Written task »
Replace "interactable" with "clickable" and write out the following lines again, changing nothing else. Begin at the line that has "data-point[interactable] <box>656 452" and stop after the line that has "data-point[interactable] <box>1149 346".

Supplied entries »
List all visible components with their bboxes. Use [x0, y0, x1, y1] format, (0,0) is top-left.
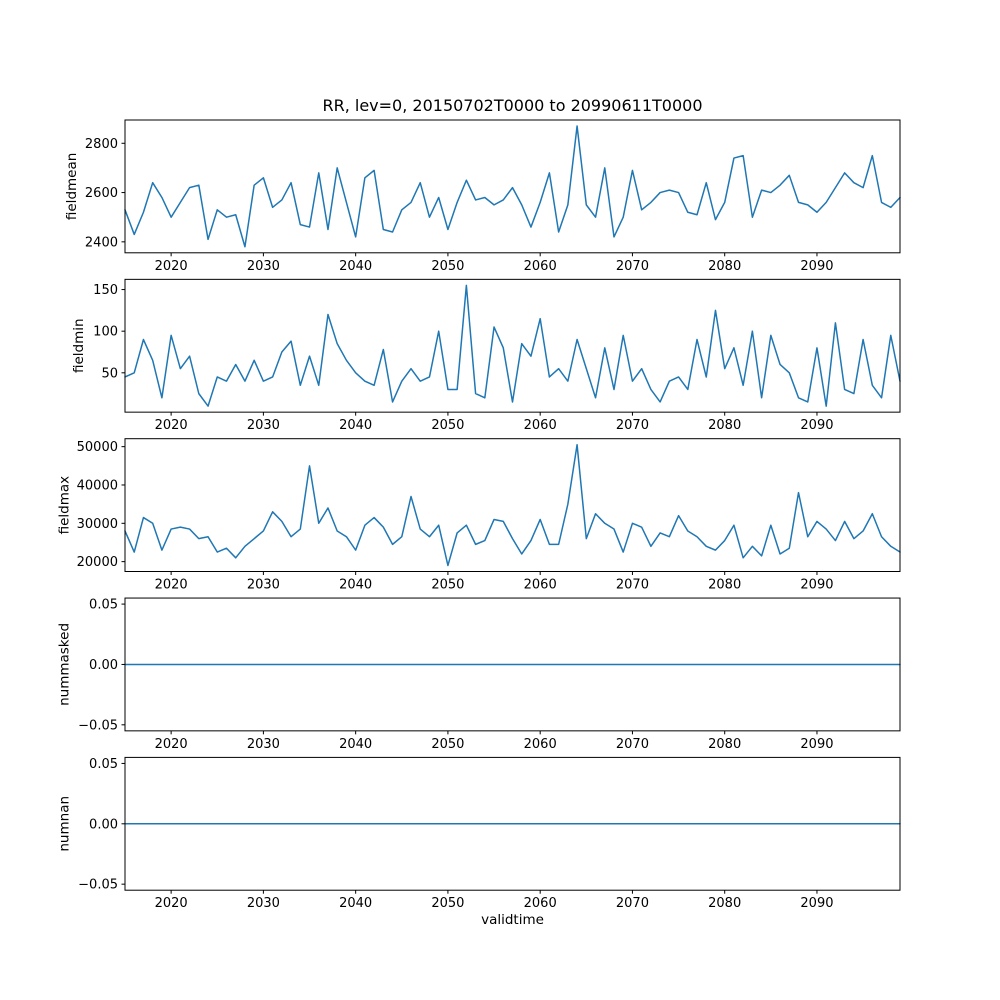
y-tick-label: 50: [101, 366, 118, 381]
x-tick-label: 2060: [524, 418, 557, 433]
y-tick-label: 0.05: [89, 757, 118, 772]
x-tick-label: 2080: [708, 418, 741, 433]
x-tick-label: 2030: [247, 896, 280, 911]
y-tick-label: −0.05: [78, 878, 118, 893]
axes-frame: [124, 278, 901, 413]
axes-frame: [124, 119, 901, 254]
y-axis-label-fieldmean: fieldmean: [64, 153, 80, 220]
x-tick-label: 2050: [431, 259, 464, 274]
x-tick-label: 2020: [155, 418, 188, 433]
x-tick-label: 2080: [708, 578, 741, 593]
x-tick-label: 2090: [800, 418, 833, 433]
y-tick-label: 150: [93, 283, 118, 298]
y-tick-label: 100: [93, 325, 118, 340]
series-line-fieldmean: [124, 125, 901, 248]
x-tick-label: 2060: [524, 896, 557, 911]
x-axis-label: validtime: [481, 912, 544, 928]
x-tick-label: 2070: [616, 737, 649, 752]
x-tick-label: 2070: [616, 418, 649, 433]
x-tick-label: 2090: [800, 737, 833, 752]
x-tick-label: 2030: [247, 737, 280, 752]
x-tick-label: 2090: [800, 578, 833, 593]
x-tick-label: 2060: [524, 578, 557, 593]
x-tick-label: 2040: [339, 737, 372, 752]
y-tick-label: 2400: [85, 235, 118, 250]
x-tick-label: 2080: [708, 896, 741, 911]
y-tick-label: 0.05: [89, 598, 118, 613]
subplot-fieldmax: 20000 30000 40000 50000 2020 2030 2040 2050 2060…: [57, 438, 901, 593]
x-tick-label: 2060: [524, 737, 557, 752]
x-tick-label: 2090: [800, 896, 833, 911]
x-tick-label: 2070: [616, 259, 649, 274]
x-tick-label: 2030: [247, 418, 280, 433]
x-tick-label: 2030: [247, 578, 280, 593]
subplot-numnan: −0.05 0.00 0.05 2020 2030 2040 2050 2060 2070 208…: [57, 756, 901, 911]
y-tick-label: 0.00: [89, 658, 118, 673]
x-tick-label: 2070: [616, 896, 649, 911]
x-tick-label: 2020: [155, 578, 188, 593]
x-tick-label: 2040: [339, 418, 372, 433]
y-tick-label: 2800: [85, 137, 118, 152]
y-tick-label: 30000: [77, 517, 118, 532]
chart-title: RR, lev=0, 20150702T0000 to 20990611T000…: [322, 96, 703, 115]
x-tick-label: 2030: [247, 259, 280, 274]
x-tick-label: 2070: [616, 578, 649, 593]
y-tick-label: 20000: [77, 555, 118, 570]
x-tick-label: 2040: [339, 259, 372, 274]
x-tick-label: 2050: [431, 737, 464, 752]
y-axis-label-fieldmax: fieldmax: [57, 476, 73, 535]
subplot-nummasked: −0.05 0.00 0.05 2020 2030 2040 2050 2060 2070 208…: [57, 597, 901, 752]
x-tick-label: 2080: [708, 259, 741, 274]
x-tick-label: 2040: [339, 578, 372, 593]
subplot-fieldmean: 2400 2600 2800 2020 2030 2040 2050 2060 2070 2080…: [64, 119, 901, 274]
y-axis-label-nummasked: nummasked: [57, 623, 73, 706]
series-line-fieldmin: [124, 284, 901, 407]
y-tick-label: 40000: [77, 478, 118, 493]
axes-frame: [124, 438, 901, 573]
x-tick-label: 2050: [431, 896, 464, 911]
x-tick-label: 2020: [155, 896, 188, 911]
subplot-fieldmin: 50 100 150 2020 2030 2040 2050 2060 2070 2080 2090…: [71, 278, 901, 433]
y-tick-label: 50000: [77, 440, 118, 455]
x-tick-label: 2060: [524, 259, 557, 274]
y-axis-label-numnan: numnan: [57, 796, 73, 852]
x-tick-label: 2080: [708, 737, 741, 752]
y-axis-label-fieldmin: fieldmin: [71, 318, 87, 373]
y-tick-label: 2600: [85, 186, 118, 201]
x-tick-label: 2050: [431, 578, 464, 593]
x-tick-label: 2020: [155, 259, 188, 274]
y-tick-label: 0.00: [89, 817, 118, 832]
x-tick-label: 2050: [431, 418, 464, 433]
y-tick-label: −0.05: [78, 718, 118, 733]
series-line-fieldmax: [124, 443, 901, 567]
x-tick-label: 2020: [155, 737, 188, 752]
x-tick-label: 2040: [339, 896, 372, 911]
x-tick-label: 2090: [800, 259, 833, 274]
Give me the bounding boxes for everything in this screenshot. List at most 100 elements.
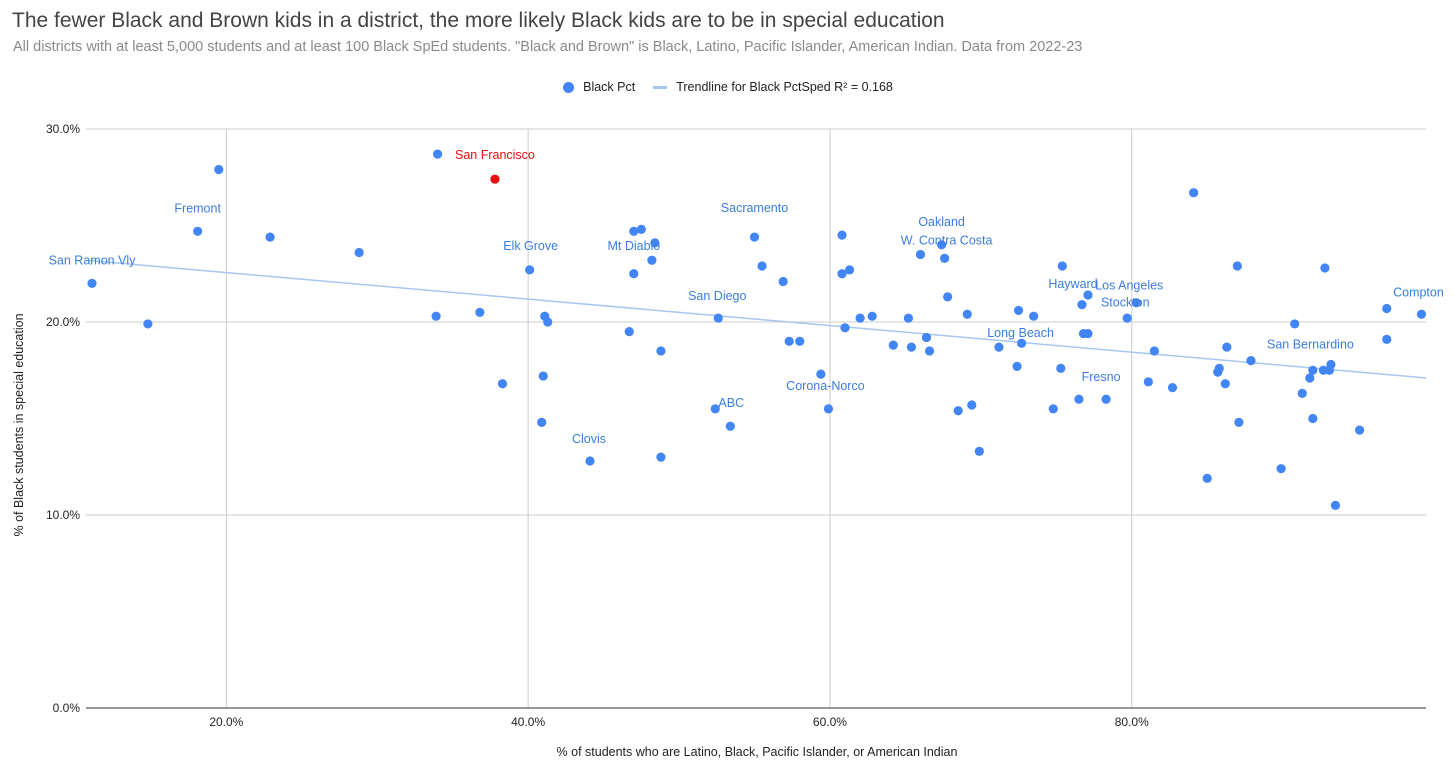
data-point[interactable] <box>656 452 666 462</box>
data-point[interactable] <box>497 379 508 389</box>
data-point[interactable] <box>656 346 666 356</box>
data-point[interactable] <box>921 332 932 343</box>
data-point[interactable] <box>1149 346 1159 356</box>
data-point[interactable] <box>1016 338 1027 348</box>
legend-item-trendline[interactable]: Trendline for Black PctSped R² = 0.168 <box>653 80 893 94</box>
data-point[interactable] <box>757 261 767 271</box>
data-point[interactable] <box>855 313 865 323</box>
data-point[interactable] <box>795 336 805 346</box>
legend-item-series[interactable]: Black Pct <box>563 80 635 94</box>
data-point[interactable] <box>1416 309 1427 319</box>
data-point[interactable] <box>636 224 646 234</box>
data-point[interactable] <box>1382 303 1392 314</box>
data-point[interactable] <box>650 238 660 248</box>
data-point[interactable] <box>87 278 97 288</box>
data-point[interactable] <box>525 265 535 275</box>
legend: Black Pct Trendline for Black PctSped R²… <box>0 80 1456 94</box>
data-point[interactable] <box>1308 413 1318 424</box>
data-point[interactable] <box>1220 379 1230 389</box>
data-point[interactable] <box>1143 377 1153 387</box>
data-point[interactable] <box>1320 263 1330 273</box>
data-point[interactable] <box>1012 361 1022 371</box>
data-point[interactable] <box>837 269 847 279</box>
data-point[interactable] <box>710 404 720 414</box>
data-point[interactable] <box>585 456 595 466</box>
data-point[interactable] <box>943 292 953 302</box>
data-point[interactable] <box>1355 425 1365 435</box>
point-label: Hayward <box>1048 277 1097 291</box>
data-point[interactable] <box>974 446 984 456</box>
data-point[interactable] <box>1290 319 1300 329</box>
data-point[interactable] <box>1131 298 1141 308</box>
data-point[interactable] <box>1083 328 1093 339</box>
data-point[interactable] <box>1246 356 1256 366</box>
data-point[interactable] <box>432 149 443 159</box>
data-point[interactable] <box>647 255 657 265</box>
data-point[interactable] <box>1326 359 1336 370</box>
data-point[interactable] <box>837 230 847 240</box>
data-point[interactable] <box>1083 290 1093 300</box>
data-point[interactable] <box>1305 373 1315 383</box>
data-point[interactable] <box>431 311 441 321</box>
point-label: Clovis <box>572 432 606 446</box>
data-point[interactable] <box>784 336 794 346</box>
data-point[interactable] <box>903 313 914 323</box>
data-point[interactable] <box>1101 394 1111 404</box>
data-point[interactable] <box>1382 334 1392 344</box>
data-point[interactable] <box>1013 305 1024 316</box>
data-point[interactable] <box>354 247 364 258</box>
data-point[interactable] <box>1048 404 1058 414</box>
data-point[interactable] <box>1222 342 1232 352</box>
data-point[interactable] <box>143 319 153 329</box>
data-point[interactable] <box>994 342 1004 352</box>
data-point[interactable] <box>538 371 548 381</box>
data-point[interactable] <box>1330 500 1341 510</box>
point-label: Los Angeles <box>1095 279 1163 293</box>
data-point[interactable] <box>1074 394 1084 404</box>
data-point[interactable] <box>962 309 972 319</box>
data-point[interactable] <box>867 311 877 321</box>
data-point[interactable] <box>749 232 760 242</box>
data-point[interactable] <box>844 265 855 275</box>
data-point[interactable] <box>629 269 639 279</box>
data-point[interactable] <box>823 404 834 414</box>
data-point[interactable] <box>1202 473 1212 483</box>
data-point[interactable] <box>1167 383 1178 393</box>
data-point[interactable] <box>543 317 553 327</box>
data-point[interactable] <box>725 421 735 431</box>
point-label: Elk Grove <box>503 239 558 253</box>
data-point[interactable] <box>1057 261 1067 271</box>
data-point[interactable] <box>1056 363 1066 373</box>
data-point[interactable] <box>193 226 203 236</box>
data-point[interactable] <box>906 342 917 352</box>
data-point[interactable] <box>1189 188 1199 198</box>
data-point[interactable] <box>1122 313 1132 323</box>
data-point[interactable] <box>1077 300 1087 310</box>
data-point[interactable] <box>937 240 947 250</box>
data-point[interactable] <box>1214 363 1224 373</box>
data-point[interactable] <box>1276 464 1286 474</box>
data-point[interactable] <box>840 323 850 333</box>
data-point[interactable] <box>953 406 963 416</box>
data-point[interactable] <box>265 232 275 242</box>
data-point[interactable] <box>778 276 788 287</box>
data-point[interactable] <box>1234 417 1244 427</box>
data-point[interactable] <box>214 164 224 175</box>
data-point[interactable] <box>1029 311 1039 321</box>
data-point[interactable] <box>624 327 634 337</box>
data-point[interactable] <box>816 369 826 379</box>
data-point[interactable] <box>1308 365 1318 375</box>
data-point[interactable] <box>940 253 950 263</box>
data-point[interactable] <box>888 340 898 350</box>
data-point[interactable] <box>924 346 935 356</box>
data-point[interactable] <box>475 307 485 317</box>
data-point[interactable] <box>967 400 977 410</box>
data-point[interactable] <box>1232 261 1242 271</box>
data-point[interactable] <box>629 226 639 236</box>
data-point[interactable] <box>713 313 723 323</box>
data-point[interactable] <box>537 417 547 427</box>
data-point[interactable] <box>1297 388 1307 399</box>
highlight-point[interactable] <box>490 174 500 184</box>
data-point[interactable] <box>915 249 926 260</box>
y-tick-label: 30.0% <box>46 122 80 136</box>
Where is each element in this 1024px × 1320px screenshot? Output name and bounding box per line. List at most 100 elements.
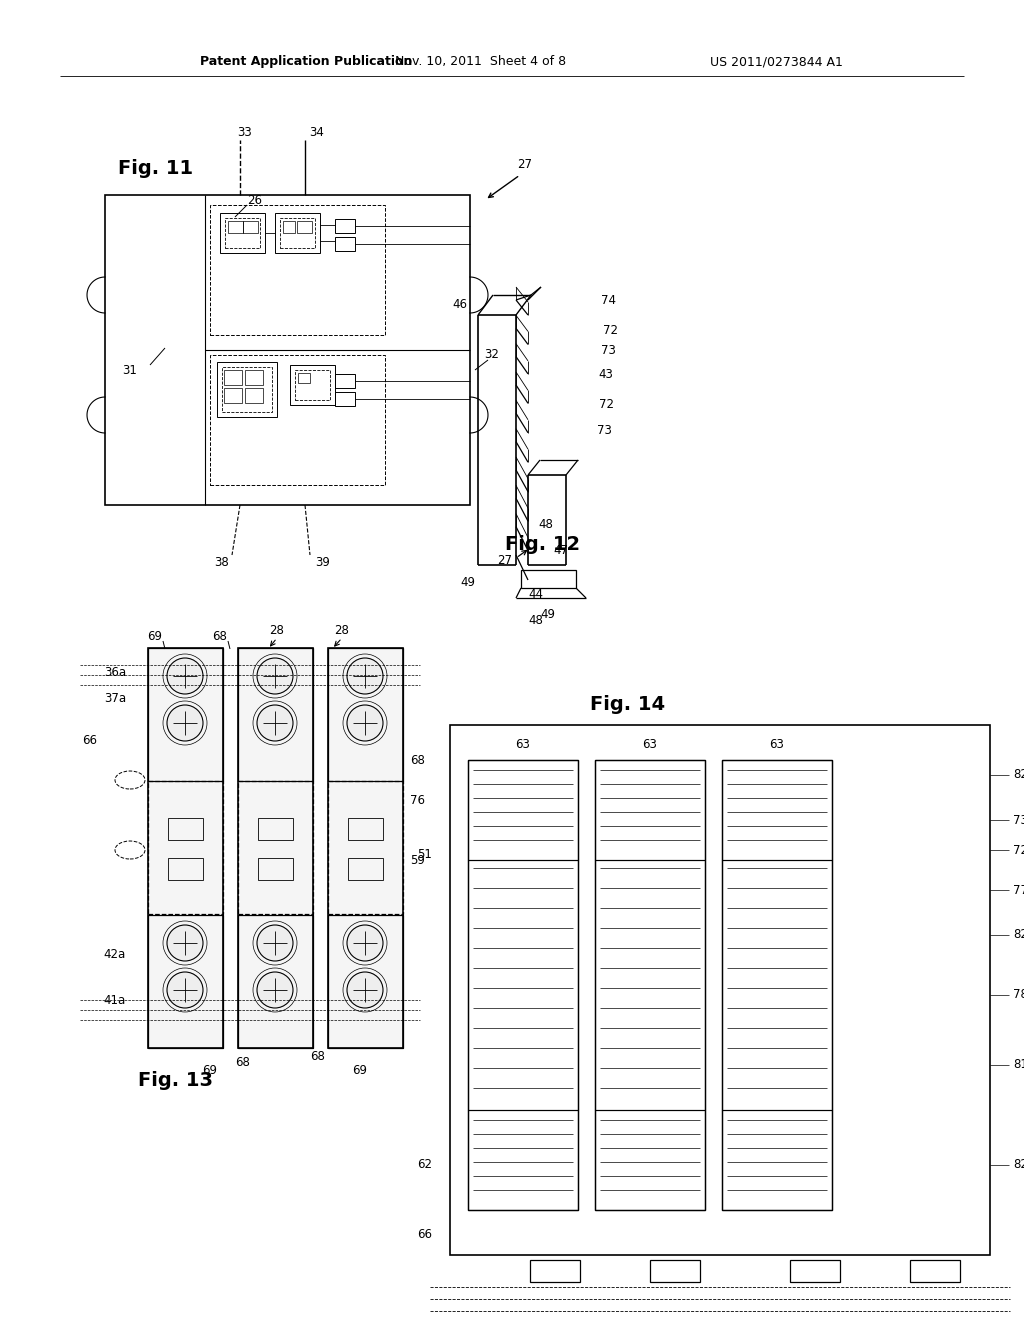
Text: 63: 63	[643, 738, 657, 751]
Text: 69: 69	[352, 1064, 368, 1077]
Text: 46: 46	[453, 298, 468, 312]
Bar	[595, 760, 705, 861]
Text: 74: 74	[600, 293, 615, 306]
Text: 51: 51	[417, 849, 432, 862]
Bar	[910, 1261, 961, 1282]
Bar	[295, 370, 330, 400]
Bar	[168, 858, 203, 880]
Bar	[335, 392, 355, 407]
Text: 37a: 37a	[104, 692, 126, 705]
Text: 82: 82	[1013, 768, 1024, 781]
Text: Fig. 14: Fig. 14	[590, 696, 666, 714]
Bar	[228, 220, 243, 234]
Text: 73: 73	[597, 424, 611, 437]
Text: 41a: 41a	[103, 994, 126, 1006]
Bar	[595, 1110, 705, 1210]
Bar	[328, 648, 403, 781]
Bar	[280, 218, 315, 248]
Bar	[258, 818, 293, 840]
Bar	[224, 388, 242, 403]
Text: 77: 77	[1013, 883, 1024, 896]
Bar	[722, 760, 831, 861]
Text: 81: 81	[1013, 1059, 1024, 1072]
Text: US 2011/0273844 A1: US 2011/0273844 A1	[710, 55, 843, 69]
Text: 49: 49	[461, 577, 475, 590]
Circle shape	[347, 925, 383, 961]
Text: 68: 68	[236, 1056, 251, 1068]
Text: Nov. 10, 2011  Sheet 4 of 8: Nov. 10, 2011 Sheet 4 of 8	[395, 55, 566, 69]
Bar	[468, 1110, 578, 1210]
Bar	[468, 760, 578, 1210]
Text: Fig. 11: Fig. 11	[118, 158, 194, 177]
Circle shape	[347, 705, 383, 741]
Text: 69: 69	[203, 1064, 217, 1077]
Bar	[790, 1261, 840, 1282]
Circle shape	[167, 705, 203, 741]
Text: Fig. 13: Fig. 13	[137, 1071, 213, 1089]
Text: 26: 26	[248, 194, 262, 207]
Text: 49: 49	[541, 609, 555, 622]
Text: 48: 48	[539, 519, 553, 532]
Text: 33: 33	[238, 127, 252, 140]
Text: 34: 34	[309, 127, 325, 140]
Bar	[283, 220, 295, 234]
Bar	[722, 861, 831, 1110]
Bar	[335, 374, 355, 388]
Bar	[148, 915, 223, 1048]
Bar	[650, 1261, 700, 1282]
Text: 72: 72	[598, 399, 613, 412]
Circle shape	[347, 657, 383, 694]
Text: 39: 39	[315, 557, 331, 569]
Text: 66: 66	[417, 1229, 432, 1242]
Text: 73: 73	[600, 343, 615, 356]
Bar	[220, 213, 265, 253]
Text: 78: 78	[1013, 989, 1024, 1002]
Bar	[225, 218, 260, 248]
Text: 68: 68	[213, 630, 227, 643]
Text: 31: 31	[123, 363, 137, 376]
Bar	[348, 858, 383, 880]
Bar	[238, 648, 313, 1048]
Bar	[245, 388, 263, 403]
Circle shape	[257, 972, 293, 1008]
Bar	[722, 760, 831, 1210]
Bar	[210, 355, 385, 484]
Circle shape	[167, 972, 203, 1008]
Bar	[722, 1110, 831, 1210]
Text: 68: 68	[310, 1049, 326, 1063]
Bar	[222, 367, 272, 412]
Text: Patent Application Publication: Patent Application Publication	[200, 55, 413, 69]
Bar	[297, 220, 312, 234]
Text: 27: 27	[498, 553, 512, 566]
Bar	[224, 370, 242, 385]
Bar	[258, 858, 293, 880]
Bar	[521, 570, 575, 587]
Bar	[290, 366, 335, 405]
Text: 62: 62	[417, 1159, 432, 1172]
Text: 28: 28	[335, 623, 349, 636]
Text: 44: 44	[528, 589, 544, 602]
Text: 76: 76	[410, 793, 425, 807]
Bar	[238, 648, 313, 781]
Circle shape	[257, 657, 293, 694]
Circle shape	[257, 925, 293, 961]
Text: 47: 47	[554, 544, 568, 557]
Bar	[238, 781, 313, 913]
Text: 69: 69	[147, 630, 163, 643]
Text: 72: 72	[1013, 843, 1024, 857]
Circle shape	[167, 925, 203, 961]
Bar	[595, 760, 705, 1210]
Bar	[210, 205, 385, 335]
Text: 63: 63	[770, 738, 784, 751]
Bar	[335, 238, 355, 251]
Text: 73: 73	[1013, 813, 1024, 826]
Bar	[595, 861, 705, 1110]
Bar	[105, 195, 470, 506]
Bar	[328, 781, 403, 913]
Bar	[468, 861, 578, 1110]
Bar	[450, 725, 990, 1255]
Bar	[335, 219, 355, 234]
Text: 28: 28	[269, 623, 285, 636]
Bar	[243, 220, 258, 234]
Bar	[217, 362, 278, 417]
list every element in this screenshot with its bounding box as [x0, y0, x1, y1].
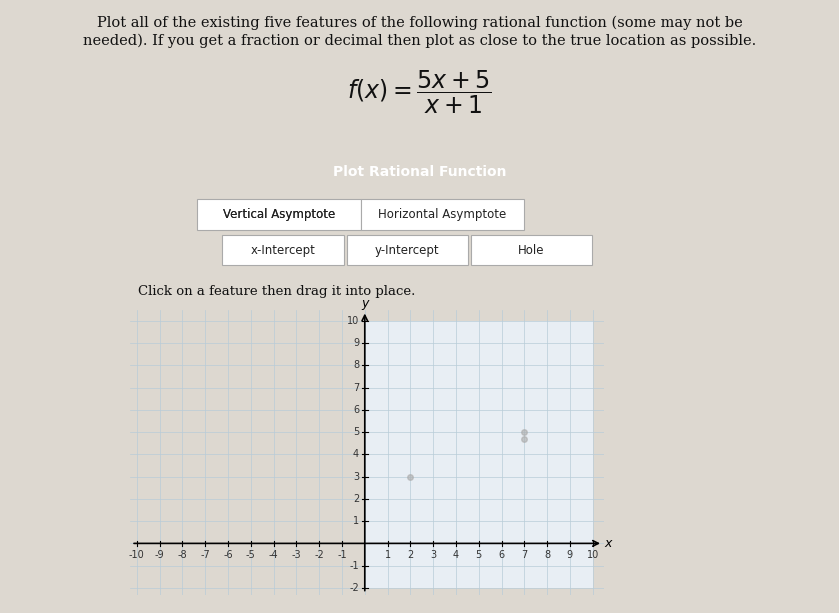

Written response »
data-point[clickable] <box>656 452 666 462</box>
data-point[clickable] <box>497 379 508 389</box>
data-point[clickable] <box>656 346 666 356</box>
data-point[clickable] <box>921 332 932 343</box>
data-point[clickable] <box>1149 346 1159 356</box>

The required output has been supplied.